* Requirements *
Please write out the complete listing that follows, exactly as it reads.

** START Extracted material **

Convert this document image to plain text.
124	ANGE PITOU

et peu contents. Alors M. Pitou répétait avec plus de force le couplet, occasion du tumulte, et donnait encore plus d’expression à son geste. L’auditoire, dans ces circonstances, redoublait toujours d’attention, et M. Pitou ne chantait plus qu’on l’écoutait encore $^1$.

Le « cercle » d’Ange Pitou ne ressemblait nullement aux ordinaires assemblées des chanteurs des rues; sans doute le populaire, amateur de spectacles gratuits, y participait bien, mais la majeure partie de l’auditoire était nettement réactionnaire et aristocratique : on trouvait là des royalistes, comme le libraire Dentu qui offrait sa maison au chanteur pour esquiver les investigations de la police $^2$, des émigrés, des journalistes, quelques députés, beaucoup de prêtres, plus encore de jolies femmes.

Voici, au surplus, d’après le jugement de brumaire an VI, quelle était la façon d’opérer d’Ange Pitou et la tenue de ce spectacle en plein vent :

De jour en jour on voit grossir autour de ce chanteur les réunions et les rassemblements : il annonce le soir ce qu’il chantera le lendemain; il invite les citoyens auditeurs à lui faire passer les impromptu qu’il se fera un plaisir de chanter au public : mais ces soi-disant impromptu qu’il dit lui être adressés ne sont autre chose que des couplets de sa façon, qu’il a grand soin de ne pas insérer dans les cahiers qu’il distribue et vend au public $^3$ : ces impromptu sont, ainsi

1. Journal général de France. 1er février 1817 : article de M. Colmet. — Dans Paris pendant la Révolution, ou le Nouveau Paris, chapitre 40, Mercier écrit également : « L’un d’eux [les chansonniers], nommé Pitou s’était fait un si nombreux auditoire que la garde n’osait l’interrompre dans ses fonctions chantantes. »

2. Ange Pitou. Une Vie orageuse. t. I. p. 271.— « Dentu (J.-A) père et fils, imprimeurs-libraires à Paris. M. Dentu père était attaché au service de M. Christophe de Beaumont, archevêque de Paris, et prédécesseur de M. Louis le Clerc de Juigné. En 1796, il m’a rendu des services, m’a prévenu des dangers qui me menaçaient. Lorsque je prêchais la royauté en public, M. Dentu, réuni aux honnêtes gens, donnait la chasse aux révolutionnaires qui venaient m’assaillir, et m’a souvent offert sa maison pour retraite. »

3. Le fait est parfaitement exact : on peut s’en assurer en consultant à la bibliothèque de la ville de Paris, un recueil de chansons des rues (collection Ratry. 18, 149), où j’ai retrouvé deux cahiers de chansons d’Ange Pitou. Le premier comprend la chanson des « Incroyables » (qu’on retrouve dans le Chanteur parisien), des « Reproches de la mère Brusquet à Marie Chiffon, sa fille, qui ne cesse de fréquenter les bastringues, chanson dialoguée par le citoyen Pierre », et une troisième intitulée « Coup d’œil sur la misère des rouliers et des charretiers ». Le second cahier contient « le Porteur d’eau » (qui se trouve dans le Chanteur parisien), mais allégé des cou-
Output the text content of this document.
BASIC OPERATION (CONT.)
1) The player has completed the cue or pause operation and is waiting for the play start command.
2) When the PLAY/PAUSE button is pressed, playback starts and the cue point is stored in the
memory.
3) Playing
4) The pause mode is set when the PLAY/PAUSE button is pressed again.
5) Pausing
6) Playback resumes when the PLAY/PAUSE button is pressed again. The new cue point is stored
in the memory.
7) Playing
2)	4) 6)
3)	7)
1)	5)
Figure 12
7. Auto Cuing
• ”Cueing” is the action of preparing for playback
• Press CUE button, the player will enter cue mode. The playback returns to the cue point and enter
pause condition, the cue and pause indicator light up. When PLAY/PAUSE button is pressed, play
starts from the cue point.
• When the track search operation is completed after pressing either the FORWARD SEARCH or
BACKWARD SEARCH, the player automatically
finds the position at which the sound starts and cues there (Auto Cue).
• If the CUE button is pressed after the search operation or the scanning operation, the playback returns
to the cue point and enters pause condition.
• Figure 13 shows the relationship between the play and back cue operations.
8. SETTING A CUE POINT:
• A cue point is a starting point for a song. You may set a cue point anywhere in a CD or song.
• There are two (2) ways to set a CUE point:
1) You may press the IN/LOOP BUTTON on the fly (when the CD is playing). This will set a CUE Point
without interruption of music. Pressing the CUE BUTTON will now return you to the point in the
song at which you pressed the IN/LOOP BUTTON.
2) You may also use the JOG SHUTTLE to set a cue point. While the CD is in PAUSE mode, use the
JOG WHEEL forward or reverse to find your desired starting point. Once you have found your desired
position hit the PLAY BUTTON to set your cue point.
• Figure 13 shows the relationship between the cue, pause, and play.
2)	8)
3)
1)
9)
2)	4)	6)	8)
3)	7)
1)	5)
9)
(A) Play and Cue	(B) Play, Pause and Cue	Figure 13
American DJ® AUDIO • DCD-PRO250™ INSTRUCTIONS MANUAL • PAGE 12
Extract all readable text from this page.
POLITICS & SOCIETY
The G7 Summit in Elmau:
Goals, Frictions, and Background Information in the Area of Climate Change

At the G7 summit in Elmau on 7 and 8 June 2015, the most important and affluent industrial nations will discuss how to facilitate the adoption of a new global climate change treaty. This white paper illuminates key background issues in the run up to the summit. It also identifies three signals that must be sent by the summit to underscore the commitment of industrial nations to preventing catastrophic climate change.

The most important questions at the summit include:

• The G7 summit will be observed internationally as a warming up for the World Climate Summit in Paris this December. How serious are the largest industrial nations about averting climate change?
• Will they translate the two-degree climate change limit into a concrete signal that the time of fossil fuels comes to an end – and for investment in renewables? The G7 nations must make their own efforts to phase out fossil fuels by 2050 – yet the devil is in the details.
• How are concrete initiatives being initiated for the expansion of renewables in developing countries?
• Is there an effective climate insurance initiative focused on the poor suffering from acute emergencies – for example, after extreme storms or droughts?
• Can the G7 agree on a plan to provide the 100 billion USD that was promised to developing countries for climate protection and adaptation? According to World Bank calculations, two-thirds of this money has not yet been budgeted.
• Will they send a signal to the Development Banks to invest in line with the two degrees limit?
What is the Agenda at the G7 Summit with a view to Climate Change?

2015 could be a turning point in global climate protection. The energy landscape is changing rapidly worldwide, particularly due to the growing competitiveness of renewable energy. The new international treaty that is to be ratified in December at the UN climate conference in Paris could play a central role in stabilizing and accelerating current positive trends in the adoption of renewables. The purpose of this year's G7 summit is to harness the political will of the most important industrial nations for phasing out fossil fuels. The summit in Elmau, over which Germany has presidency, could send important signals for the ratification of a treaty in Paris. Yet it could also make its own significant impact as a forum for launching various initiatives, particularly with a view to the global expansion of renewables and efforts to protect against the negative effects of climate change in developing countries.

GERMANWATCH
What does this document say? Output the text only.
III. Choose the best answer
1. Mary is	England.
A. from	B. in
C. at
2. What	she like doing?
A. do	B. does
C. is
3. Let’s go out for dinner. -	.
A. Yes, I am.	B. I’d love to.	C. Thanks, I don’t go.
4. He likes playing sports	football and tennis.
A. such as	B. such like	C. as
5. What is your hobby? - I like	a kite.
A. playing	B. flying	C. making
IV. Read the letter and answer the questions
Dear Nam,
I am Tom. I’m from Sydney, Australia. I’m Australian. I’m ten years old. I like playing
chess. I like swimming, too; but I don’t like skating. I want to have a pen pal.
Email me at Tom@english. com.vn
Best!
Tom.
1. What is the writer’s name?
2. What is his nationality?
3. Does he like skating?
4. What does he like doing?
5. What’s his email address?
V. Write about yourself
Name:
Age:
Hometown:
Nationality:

** END Extracted material **

* Task result *
Convert this document image to plain text.
124	ANGE PITOU

et peu contents. Alors M. Pitou répétait avec plus de force le couplet, occasion du tumulte, et donnait encore plus d’expression à son geste. L’auditoire, dans ces circonstances, redoublait toujours d’attention, et M. Pitou ne chantait plus qu’on l’écoutait encore $^1$.

Le « cercle » d’Ange Pitou ne ressemblait nullement aux ordinaires assemblées des chanteurs des rues; sans doute le populaire, amateur de spectacles gratuits, y participait bien, mais la majeure partie de l’auditoire était nettement réactionnaire et aristocratique : on trouvait là des royalistes, comme le libraire Dentu qui offrait sa maison au chanteur pour esquiver les investigations de la police $^2$, des émigrés, des journalistes, quelques députés, beaucoup de prêtres, plus encore de jolies femmes.

Voici, au surplus, d’après le jugement de brumaire an VI, quelle était la façon d’opérer d’Ange Pitou et la tenue de ce spectacle en plein vent :

De jour en jour on voit grossir autour de ce chanteur les réunions et les rassemblements : il annonce le soir ce qu’il chantera le lendemain; il invite les citoyens auditeurs à lui faire passer les impromptu qu’il se fera un plaisir de chanter au public : mais ces soi-disant impromptu qu’il dit lui être adressés ne sont autre chose que des couplets de sa façon, qu’il a grand soin de ne pas insérer dans les cahiers qu’il distribue et vend au public $^3$ : ces impromptu sont, ainsi

1. Journal général de France. 1er février 1817 : article de M. Colmet. — Dans Paris pendant la Révolution, ou le Nouveau Paris, chapitre 40, Mercier écrit également : « L’un d’eux [les chansonniers], nommé Pitou s’était fait un si nombreux auditoire que la garde n’osait l’interrompre dans ses fonctions chantantes. »

2. Ange Pitou. Une Vie orageuse. t. I. p. 271.— « Dentu (J.-A) père et fils, imprimeurs-libraires à Paris. M. Dentu père était attaché au service de M. Christophe de Beaumont, archevêque de Paris, et prédécesseur de M. Louis le Clerc de Juigné. En 1796, il m’a rendu des services, m’a prévenu des dangers qui me menaçaient. Lorsque je prêchais la royauté en public, M. Dentu, réuni aux honnêtes gens, donnait la chasse aux révolutionnaires qui venaient m’assaillir, et m’a souvent offert sa maison pour retraite. »

3. Le fait est parfaitement exact : on peut s’en assurer en consultant à la bibliothèque de la ville de Paris, un recueil de chansons des rues (collection Ratry. 18, 149), où j’ai retrouvé deux cahiers de chansons d’Ange Pitou. Le premier comprend la chanson des « Incroyables » (qu’on retrouve dans le Chanteur parisien), des « Reproches de la mère Brusquet à Marie Chiffon, sa fille, qui ne cesse de fréquenter les bastringues, chanson dialoguée par le citoyen Pierre », et une troisième intitulée « Coup d’œil sur la misère des rouliers et des charretiers ». Le second cahier contient « le Porteur d’eau » (qui se trouve dans le Chanteur parisien), mais allégé des cou-
Output the text content of this document.
BASIC OPERATION (CONT.)
1) The player has completed the cue or pause operation and is waiting for the play start command.
2) When the PLAY/PAUSE button is pressed, playback starts and the cue point is stored in the
memory.
3) Playing
4) The pause mode is set when the PLAY/PAUSE button is pressed again.
5) Pausing
6) Playback resumes when the PLAY/PAUSE button is pressed again. The new cue point is stored
in the memory.
7) Playing
2)	4) 6)
3)	7)
1)	5)
Figure 12
7. Auto Cuing
• ”Cueing” is the action of preparing for playback
• Press CUE button, the player will enter cue mode. The playback returns to the cue point and enter
pause condition, the cue and pause indicator light up. When PLAY/PAUSE button is pressed, play
starts from the cue point.
• When the track search operation is completed after pressing either the FORWARD SEARCH or
BACKWARD SEARCH, the player automatically
finds the position at which the sound starts and cues there (Auto Cue).
• If the CUE button is pressed after the search operation or the scanning operation, the playback returns
to the cue point and enters pause condition.
• Figure 13 shows the relationship between the play and back cue operations.
8. SETTING A CUE POINT:
• A cue point is a starting point for a song. You may set a cue point anywhere in a CD or song.
• There are two (2) ways to set a CUE point:
1) You may press the IN/LOOP BUTTON on the fly (when the CD is playing). This will set a CUE Point
without interruption of music. Pressing the CUE BUTTON will now return you to the point in the
song at which you pressed the IN/LOOP BUTTON.
2) You may also use the JOG SHUTTLE to set a cue point. While the CD is in PAUSE mode, use the
JOG WHEEL forward or reverse to find your desired starting point. Once you have found your desired
position hit the PLAY BUTTON to set your cue point.
• Figure 13 shows the relationship between the cue, pause, and play.
2)	8)
3)
1)
9)
2)	4)	6)	8)
3)	7)
1)	5)
9)
(A) Play and Cue	(B) Play, Pause and Cue	Figure 13
American DJ® AUDIO • DCD-PRO250™ INSTRUCTIONS MANUAL • PAGE 12
Extract all readable text from this page.
POLITICS & SOCIETY
The G7 Summit in Elmau:
Goals, Frictions, and Background Information in the Area of Climate Change

At the G7 summit in Elmau on 7 and 8 June 2015, the most important and affluent industrial nations will discuss how to facilitate the adoption of a new global climate change treaty. This white paper illuminates key background issues in the run up to the summit. It also identifies three signals that must be sent by the summit to underscore the commitment of industrial nations to preventing catastrophic climate change.

The most important questions at the summit include:

• The G7 summit will be observed internationally as a warming up for the World Climate Summit in Paris this December. How serious are the largest industrial nations about averting climate change?
• Will they translate the two-degree climate change limit into a concrete signal that the time of fossil fuels comes to an end – and for investment in renewables? The G7 nations must make their own efforts to phase out fossil fuels by 2050 – yet the devil is in the details.
• How are concrete initiatives being initiated for the expansion of renewables in developing countries?
• Is there an effective climate insurance initiative focused on the poor suffering from acute emergencies – for example, after extreme storms or droughts?
• Can the G7 agree on a plan to provide the 100 billion USD that was promised to developing countries for climate protection and adaptation? According to World Bank calculations, two-thirds of this money has not yet been budgeted.
• Will they send a signal to the Development Banks to invest in line with the two degrees limit?
What is the Agenda at the G7 Summit with a view to Climate Change?

2015 could be a turning point in global climate protection. The energy landscape is changing rapidly worldwide, particularly due to the growing competitiveness of renewable energy. The new international treaty that is to be ratified in December at the UN climate conference in Paris could play a central role in stabilizing and accelerating current positive trends in the adoption of renewables. The purpose of this year's G7 summit is to harness the political will of the most important industrial nations for phasing out fossil fuels. The summit in Elmau, over which Germany has presidency, could send important signals for the ratification of a treaty in Paris. Yet it could also make its own significant impact as a forum for launching various initiatives, particularly with a view to the global expansion of renewables and efforts to protect against the negative effects of climate change in developing countries.

GERMANWATCH
What does this document say? Output the text only.
III. Choose the best answer
1. Mary is	England.
A. from	B. in
C. at
2. What	she like doing?
A. do	B. does
C. is
3. Let’s go out for dinner. -	.
A. Yes, I am.	B. I’d love to.	C. Thanks, I don’t go.
4. He likes playing sports	football and tennis.
A. such as	B. such like	C. as
5. What is your hobby? - I like	a kite.
A. playing	B. flying	C. making
IV. Read the letter and answer the questions
Dear Nam,
I am Tom. I’m from Sydney, Australia. I’m Australian. I’m ten years old. I like playing
chess. I like swimming, too; but I don’t like skating. I want to have a pen pal.
Email me at Tom@english. com.vn
Best!
Tom.
1. What is the writer’s name?
2. What is his nationality?
3. Does he like skating?
4. What does he like doing?
5. What’s his email address?
V. Write about yourself
Name:
Age:
Hometown:
Nationality:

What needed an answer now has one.